>> Start
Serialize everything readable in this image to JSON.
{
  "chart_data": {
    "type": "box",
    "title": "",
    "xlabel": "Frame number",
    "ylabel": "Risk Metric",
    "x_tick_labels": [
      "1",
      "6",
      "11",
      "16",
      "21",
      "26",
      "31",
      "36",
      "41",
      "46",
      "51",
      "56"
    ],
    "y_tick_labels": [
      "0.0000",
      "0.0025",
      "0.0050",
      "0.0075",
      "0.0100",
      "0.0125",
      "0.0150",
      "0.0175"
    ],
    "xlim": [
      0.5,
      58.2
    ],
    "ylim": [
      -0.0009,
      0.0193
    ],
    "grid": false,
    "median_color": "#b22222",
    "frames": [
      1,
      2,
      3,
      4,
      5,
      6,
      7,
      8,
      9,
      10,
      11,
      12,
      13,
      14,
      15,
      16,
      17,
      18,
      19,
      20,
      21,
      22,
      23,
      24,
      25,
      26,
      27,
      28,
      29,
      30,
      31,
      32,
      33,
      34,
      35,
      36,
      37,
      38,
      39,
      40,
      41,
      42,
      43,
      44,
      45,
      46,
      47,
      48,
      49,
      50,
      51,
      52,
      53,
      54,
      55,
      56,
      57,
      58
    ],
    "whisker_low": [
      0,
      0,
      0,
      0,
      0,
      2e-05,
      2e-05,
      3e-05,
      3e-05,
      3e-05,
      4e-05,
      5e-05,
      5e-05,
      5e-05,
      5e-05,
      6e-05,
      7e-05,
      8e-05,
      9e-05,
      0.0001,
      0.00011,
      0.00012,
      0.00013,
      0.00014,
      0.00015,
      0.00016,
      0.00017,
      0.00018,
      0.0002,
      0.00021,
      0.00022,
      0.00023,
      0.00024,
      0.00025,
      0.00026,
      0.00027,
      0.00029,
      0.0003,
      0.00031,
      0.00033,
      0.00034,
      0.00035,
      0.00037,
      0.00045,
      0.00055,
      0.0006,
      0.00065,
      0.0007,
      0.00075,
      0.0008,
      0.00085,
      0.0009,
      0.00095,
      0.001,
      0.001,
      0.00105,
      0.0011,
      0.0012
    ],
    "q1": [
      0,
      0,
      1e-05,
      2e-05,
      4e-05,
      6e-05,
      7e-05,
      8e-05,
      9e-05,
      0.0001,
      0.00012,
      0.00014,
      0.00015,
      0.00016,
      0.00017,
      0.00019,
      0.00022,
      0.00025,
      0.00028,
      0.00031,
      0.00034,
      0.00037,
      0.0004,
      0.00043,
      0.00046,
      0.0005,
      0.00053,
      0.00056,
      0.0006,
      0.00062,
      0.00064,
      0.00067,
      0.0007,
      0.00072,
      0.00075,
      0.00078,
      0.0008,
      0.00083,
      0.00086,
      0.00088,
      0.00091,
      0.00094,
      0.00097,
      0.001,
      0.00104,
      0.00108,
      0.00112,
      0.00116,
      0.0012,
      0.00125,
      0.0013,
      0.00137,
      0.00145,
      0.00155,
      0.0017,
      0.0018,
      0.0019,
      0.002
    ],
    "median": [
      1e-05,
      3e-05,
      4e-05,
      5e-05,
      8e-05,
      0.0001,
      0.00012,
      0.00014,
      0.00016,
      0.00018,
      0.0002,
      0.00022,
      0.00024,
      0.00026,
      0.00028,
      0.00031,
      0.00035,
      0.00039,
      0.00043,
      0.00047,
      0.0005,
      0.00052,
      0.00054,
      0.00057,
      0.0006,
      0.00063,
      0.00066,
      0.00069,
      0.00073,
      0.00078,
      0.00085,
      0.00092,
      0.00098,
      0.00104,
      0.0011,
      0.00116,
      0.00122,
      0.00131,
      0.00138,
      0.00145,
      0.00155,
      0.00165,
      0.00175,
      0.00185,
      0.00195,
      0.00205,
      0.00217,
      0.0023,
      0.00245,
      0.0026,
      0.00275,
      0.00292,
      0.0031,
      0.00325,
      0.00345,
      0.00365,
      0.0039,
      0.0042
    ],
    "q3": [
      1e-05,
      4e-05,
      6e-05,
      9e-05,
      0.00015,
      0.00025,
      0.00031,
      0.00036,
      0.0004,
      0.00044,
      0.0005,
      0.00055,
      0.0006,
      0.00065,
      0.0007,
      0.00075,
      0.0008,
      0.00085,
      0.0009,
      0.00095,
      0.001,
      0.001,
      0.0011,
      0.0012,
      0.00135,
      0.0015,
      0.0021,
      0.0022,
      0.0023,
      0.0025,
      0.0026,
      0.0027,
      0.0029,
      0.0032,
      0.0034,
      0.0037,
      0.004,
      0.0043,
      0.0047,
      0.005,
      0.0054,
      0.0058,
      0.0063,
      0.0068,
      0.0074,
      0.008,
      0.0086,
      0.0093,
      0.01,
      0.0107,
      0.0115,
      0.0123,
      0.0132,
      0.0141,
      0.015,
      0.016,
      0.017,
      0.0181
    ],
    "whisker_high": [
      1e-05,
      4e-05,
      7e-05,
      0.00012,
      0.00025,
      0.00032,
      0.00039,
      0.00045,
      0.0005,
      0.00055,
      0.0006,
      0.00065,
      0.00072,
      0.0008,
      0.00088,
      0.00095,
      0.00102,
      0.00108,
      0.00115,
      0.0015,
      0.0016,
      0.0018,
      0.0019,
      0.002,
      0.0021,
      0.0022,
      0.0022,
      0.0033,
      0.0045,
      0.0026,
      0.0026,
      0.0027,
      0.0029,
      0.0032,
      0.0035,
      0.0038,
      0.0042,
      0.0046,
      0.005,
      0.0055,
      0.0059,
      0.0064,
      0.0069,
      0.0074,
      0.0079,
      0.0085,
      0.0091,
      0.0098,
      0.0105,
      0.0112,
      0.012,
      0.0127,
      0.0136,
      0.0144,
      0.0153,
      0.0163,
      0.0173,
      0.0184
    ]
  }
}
>> End
Print out the whole listing exactly as it appears.

Serialize everything readable in this image to JSON.
{
  "chart_data": {
    "type": "box",
    "title": "",
    "xlabel": "Frame number",
    "ylabel": "Risk Metric",
    "x_tick_labels": [
      "1",
      "6",
      "11",
      "16",
      "21",
      "26",
      "31",
      "36",
      "41",
      "46",
      "51",
      "56"
    ],
    "y_tick_labels": [
      "0.0000",
      "0.0025",
      "0.0050",
      "0.0075",
      "0.0100",
      "0.0125",
      "0.0150",
      "0.0175"
    ],
    "xlim": [
      0.5,
      58.2
    ],
    "ylim": [
      -0.0009,
      0.0193
    ],
    "grid": false,
    "median_color": "#b22222",
    "frames": [
      1,
      2,
      3,
      4,
      5,
      6,
      7,
      8,
      9,
      10,
      11,
      12,
      13,
      14,
      15,
      16,
      17,
      18,
      19,
      20,
      21,
      22,
      23,
      24,
      25,
      26,
      27,
      28,
      29,
      30,
      31,
      32,
      33,
      34,
      35,
      36,
      37,
      38,
      39,
      40,
      41,
      42,
      43,
      44,
      45,
      46,
      47,
      48,
      49,
      50,
      51,
      52,
      53,
      54,
      55,
      56,
      57,
      58
    ],
    "whisker_low": [
      0,
      0,
      0,
      0,
      0,
      2e-05,
      2e-05,
      3e-05,
      3e-05,
      3e-05,
      4e-05,
      5e-05,
      5e-05,
      5e-05,
      5e-05,
      6e-05,
      7e-05,
      8e-05,
      9e-05,
      0.0001,
      0.00011,
      0.00012,
      0.00013,
      0.00014,
      0.00015,
      0.00016,
      0.00017,
      0.00018,
      0.0002,
      0.00021,
      0.00022,
      0.00023,
      0.00024,
      0.00025,
      0.00026,
      0.00027,
      0.00029,
      0.0003,
      0.00031,
      0.00033,
      0.00034,
      0.00035,
      0.00037,
      0.00045,
      0.00055,
      0.0006,
      0.00065,
      0.0007,
      0.00075,
      0.0008,
      0.00085,
      0.0009,
      0.00095,
      0.001,
      0.001,
      0.00105,
      0.0011,
      0.0012
    ],
    "q1": [
      0,
      0,
      1e-05,
      2e-05,
      4e-05,
      6e-05,
      7e-05,
      8e-05,
      9e-05,
      0.0001,
      0.00012,
      0.00014,
      0.00015,
      0.00016,
      0.00017,
      0.00019,
      0.00022,
      0.00025,
      0.00028,
      0.00031,
      0.00034,
      0.00037,
      0.0004,
      0.00043,
      0.00046,
      0.0005,
      0.00053,
      0.00056,
      0.0006,
      0.00062,
      0.00064,
      0.00067,
      0.0007,
      0.00072,
      0.00075,
      0.00078,
      0.0008,
      0.00083,
      0.00086,
      0.00088,
      0.00091,
      0.00094,
      0.00097,
      0.001,
      0.00104,
      0.00108,
      0.00112,
      0.00116,
      0.0012,
      0.00125,
      0.0013,
      0.00137,
      0.00145,
      0.00155,
      0.0017,
      0.0018,
      0.0019,
      0.002
    ],
    "median": [
      1e-05,
      3e-05,
      4e-05,
      5e-05,
      8e-05,
      0.0001,
      0.00012,
      0.00014,
      0.00016,
      0.00018,
      0.0002,
      0.00022,
      0.00024,
      0.00026,
      0.00028,
      0.00031,
      0.00035,
      0.00039,
      0.00043,
      0.00047,
      0.0005,
      0.00052,
      0.00054,
      0.00057,
      0.0006,
      0.00063,
      0.00066,
      0.00069,
      0.00073,
      0.00078,
      0.00085,
      0.00092,
      0.00098,
      0.00104,
      0.0011,
      0.00116,
      0.00122,
      0.00131,
      0.00138,
      0.00145,
      0.00155,
      0.00165,
      0.00175,
      0.00185,
      0.00195,
      0.00205,
      0.00217,
      0.0023,
      0.00245,
      0.0026,
      0.00275,
      0.00292,
      0.0031,
      0.00325,
      0.00345,
      0.00365,
      0.0039,
      0.0042
    ],
    "q3": [
      1e-05,
      4e-05,
      6e-05,
      9e-05,
      0.00015,
      0.00025,
      0.00031,
      0.00036,
      0.0004,
      0.00044,
      0.0005,
      0.00055,
      0.0006,
      0.00065,
      0.0007,
      0.00075,
      0.0008,
      0.00085,
      0.0009,
      0.00095,
      0.001,
      0.001,
      0.0011,
      0.0012,
      0.00135,
      0.0015,
      0.0021,
      0.0022,
      0.0023,
      0.0025,
      0.0026,
      0.0027,
      0.0029,
      0.0032,
      0.0034,
      0.0037,
      0.004,
      0.0043,
      0.0047,
      0.005,
      0.0054,
      0.0058,
      0.0063,
      0.0068,
      0.0074,
      0.008,
      0.0086,
      0.0093,
      0.01,
      0.0107,
      0.0115,
      0.0123,
      0.0132,
      0.0141,
      0.015,
      0.016,
      0.017,
      0.0181
    ],
    "whisker_high": [
      1e-05,
      4e-05,
      7e-05,
      0.00012,
      0.00025,
      0.00032,
      0.00039,
      0.00045,
      0.0005,
      0.00055,
      0.0006,
      0.00065,
      0.00072,
      0.0008,
      0.00088,
      0.00095,
      0.00102,
      0.00108,
      0.00115,
      0.0015,
      0.0016,
      0.0018,
      0.0019,
      0.002,
      0.0021,
      0.0022,
      0.0022,
      0.0033,
      0.0045,
      0.0026,
      0.0026,
      0.0027,
      0.0029,
      0.0032,
      0.0035,
      0.0038,
      0.0042,
      0.0046,
      0.005,
      0.0055,
      0.0059,
      0.0064,
      0.0069,
      0.0074,
      0.0079,
      0.0085,
      0.0091,
      0.0098,
      0.0105,
      0.0112,
      0.012,
      0.0127,
      0.0136,
      0.0144,
      0.0153,
      0.0163,
      0.0173,
      0.0184
    ]
  }
}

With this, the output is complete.